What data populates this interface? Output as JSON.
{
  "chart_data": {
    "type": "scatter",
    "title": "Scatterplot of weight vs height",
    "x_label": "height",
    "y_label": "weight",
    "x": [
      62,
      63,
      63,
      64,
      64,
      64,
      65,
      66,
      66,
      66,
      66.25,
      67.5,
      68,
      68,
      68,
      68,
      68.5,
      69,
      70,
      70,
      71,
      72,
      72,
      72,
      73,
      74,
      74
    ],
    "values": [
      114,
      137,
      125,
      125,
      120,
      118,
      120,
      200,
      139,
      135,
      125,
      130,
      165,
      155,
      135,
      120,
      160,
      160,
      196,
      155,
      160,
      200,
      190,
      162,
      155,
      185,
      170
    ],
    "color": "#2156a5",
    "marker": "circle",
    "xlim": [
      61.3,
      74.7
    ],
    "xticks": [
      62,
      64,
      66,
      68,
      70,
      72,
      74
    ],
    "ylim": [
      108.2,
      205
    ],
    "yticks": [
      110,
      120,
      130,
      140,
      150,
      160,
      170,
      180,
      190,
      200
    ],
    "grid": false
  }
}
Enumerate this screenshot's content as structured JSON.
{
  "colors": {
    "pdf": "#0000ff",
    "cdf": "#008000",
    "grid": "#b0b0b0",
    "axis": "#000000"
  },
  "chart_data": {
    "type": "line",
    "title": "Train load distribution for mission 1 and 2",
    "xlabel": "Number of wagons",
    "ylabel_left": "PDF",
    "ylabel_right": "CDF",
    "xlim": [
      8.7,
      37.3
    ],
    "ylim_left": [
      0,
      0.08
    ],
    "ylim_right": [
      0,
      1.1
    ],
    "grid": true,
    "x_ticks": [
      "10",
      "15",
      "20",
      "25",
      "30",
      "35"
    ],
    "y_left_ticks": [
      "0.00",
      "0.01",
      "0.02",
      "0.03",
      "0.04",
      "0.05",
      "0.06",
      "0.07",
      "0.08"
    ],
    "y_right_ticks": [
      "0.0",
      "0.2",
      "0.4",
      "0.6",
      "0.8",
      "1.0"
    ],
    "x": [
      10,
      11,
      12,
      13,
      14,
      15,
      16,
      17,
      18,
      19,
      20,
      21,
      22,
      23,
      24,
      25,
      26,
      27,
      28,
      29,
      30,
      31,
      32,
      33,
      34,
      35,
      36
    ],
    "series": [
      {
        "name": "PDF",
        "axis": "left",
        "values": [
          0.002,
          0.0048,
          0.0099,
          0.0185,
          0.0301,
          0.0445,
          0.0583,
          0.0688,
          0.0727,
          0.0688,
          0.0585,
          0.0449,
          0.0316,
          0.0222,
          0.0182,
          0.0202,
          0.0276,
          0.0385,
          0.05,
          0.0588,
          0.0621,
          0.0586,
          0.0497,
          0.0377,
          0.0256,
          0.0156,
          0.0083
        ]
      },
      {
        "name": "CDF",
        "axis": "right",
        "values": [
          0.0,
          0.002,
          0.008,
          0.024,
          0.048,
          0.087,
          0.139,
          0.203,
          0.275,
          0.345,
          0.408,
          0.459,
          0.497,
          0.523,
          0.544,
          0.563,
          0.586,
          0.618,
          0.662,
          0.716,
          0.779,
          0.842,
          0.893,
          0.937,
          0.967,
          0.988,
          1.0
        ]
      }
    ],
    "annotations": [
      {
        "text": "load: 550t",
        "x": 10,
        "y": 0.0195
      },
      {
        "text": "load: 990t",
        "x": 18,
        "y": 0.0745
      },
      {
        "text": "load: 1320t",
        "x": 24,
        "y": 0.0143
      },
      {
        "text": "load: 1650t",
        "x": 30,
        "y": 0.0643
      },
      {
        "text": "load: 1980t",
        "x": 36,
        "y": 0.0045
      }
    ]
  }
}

####

Set task:
Repeat the data exactly. Leave nothing out.

Solution:
What data populates this interface? Output as JSON.
{
  "chart_data": {
    "type": "scatter",
    "title": "Scatterplot of weight vs height",
    "x_label": "height",
    "y_label": "weight",
    "x": [
      62,
      63,
      63,
      64,
      64,
      64,
      65,
      66,
      66,
      66,
      66.25,
      67.5,
      68,
      68,
      68,
      68,
      68.5,
      69,
      70,
      70,
      71,
      72,
      72,
      72,
      73,
      74,
      74
    ],
    "values": [
      114,
      137,
      125,
      125,
      120,
      118,
      120,
      200,
      139,
      135,
      125,
      130,
      165,
      155,
      135,
      120,
      160,
      160,
      196,
      155,
      160,
      200,
      190,
      162,
      155,
      185,
      170
    ],
    "color": "#2156a5",
    "marker": "circle",
    "xlim": [
      61.3,
      74.7
    ],
    "xticks": [
      62,
      64,
      66,
      68,
      70,
      72,
      74
    ],
    "ylim": [
      108.2,
      205
    ],
    "yticks": [
      110,
      120,
      130,
      140,
      150,
      160,
      170,
      180,
      190,
      200
    ],
    "grid": false
  }
}
Enumerate this screenshot's content as structured JSON.
{
  "colors": {
    "pdf": "#0000ff",
    "cdf": "#008000",
    "grid": "#b0b0b0",
    "axis": "#000000"
  },
  "chart_data": {
    "type": "line",
    "title": "Train load distribution for mission 1 and 2",
    "xlabel": "Number of wagons",
    "ylabel_left": "PDF",
    "ylabel_right": "CDF",
    "xlim": [
      8.7,
      37.3
    ],
    "ylim_left": [
      0,
      0.08
    ],
    "ylim_right": [
      0,
      1.1
    ],
    "grid": true,
    "x_ticks": [
      "10",
      "15",
      "20",
      "25",
      "30",
      "35"
    ],
    "y_left_ticks": [
      "0.00",
      "0.01",
      "0.02",
      "0.03",
      "0.04",
      "0.05",
      "0.06",
      "0.07",
      "0.08"
    ],
    "y_right_ticks": [
      "0.0",
      "0.2",
      "0.4",
      "0.6",
      "0.8",
      "1.0"
    ],
    "x": [
      10,
      11,
      12,
      13,
      14,
      15,
      16,
      17,
      18,
      19,
      20,
      21,
      22,
      23,
      24,
      25,
      26,
      27,
      28,
      29,
      30,
      31,
      32,
      33,
      34,
      35,
      36
    ],
    "series": [
      {
        "name": "PDF",
        "axis": "left",
        "values": [
          0.002,
          0.0048,
          0.0099,
          0.0185,
          0.0301,
          0.0445,
          0.0583,
          0.0688,
          0.0727,
          0.0688,
          0.0585,
          0.0449,
          0.0316,
          0.0222,
          0.0182,
          0.0202,
          0.0276,
          0.0385,
          0.05,
          0.0588,
          0.0621,
          0.0586,
          0.0497,
          0.0377,
          0.0256,
          0.0156,
          0.0083
        ]
      },
      {
        "name": "CDF",
        "axis": "right",
        "values": [
          0.0,
          0.002,
          0.008,
          0.024,
          0.048,
          0.087,
          0.139,
          0.203,
          0.275,
          0.345,
          0.408,
          0.459,
          0.497,
          0.523,
          0.544,
          0.563,
          0.586,
          0.618,
          0.662,
          0.716,
          0.779,
          0.842,
          0.893,
          0.937,
          0.967,
          0.988,
          1.0
        ]
      }
    ],
    "annotations": [
      {
        "text": "load: 550t",
        "x": 10,
        "y": 0.0195
      },
      {
        "text": "load: 990t",
        "x": 18,
        "y": 0.0745
      },
      {
        "text": "load: 1320t",
        "x": 24,
        "y": 0.0143
      },
      {
        "text": "load: 1650t",
        "x": 30,
        "y": 0.0643
      },
      {
        "text": "load: 1980t",
        "x": 36,
        "y": 0.0045
      }
    ]
  }
}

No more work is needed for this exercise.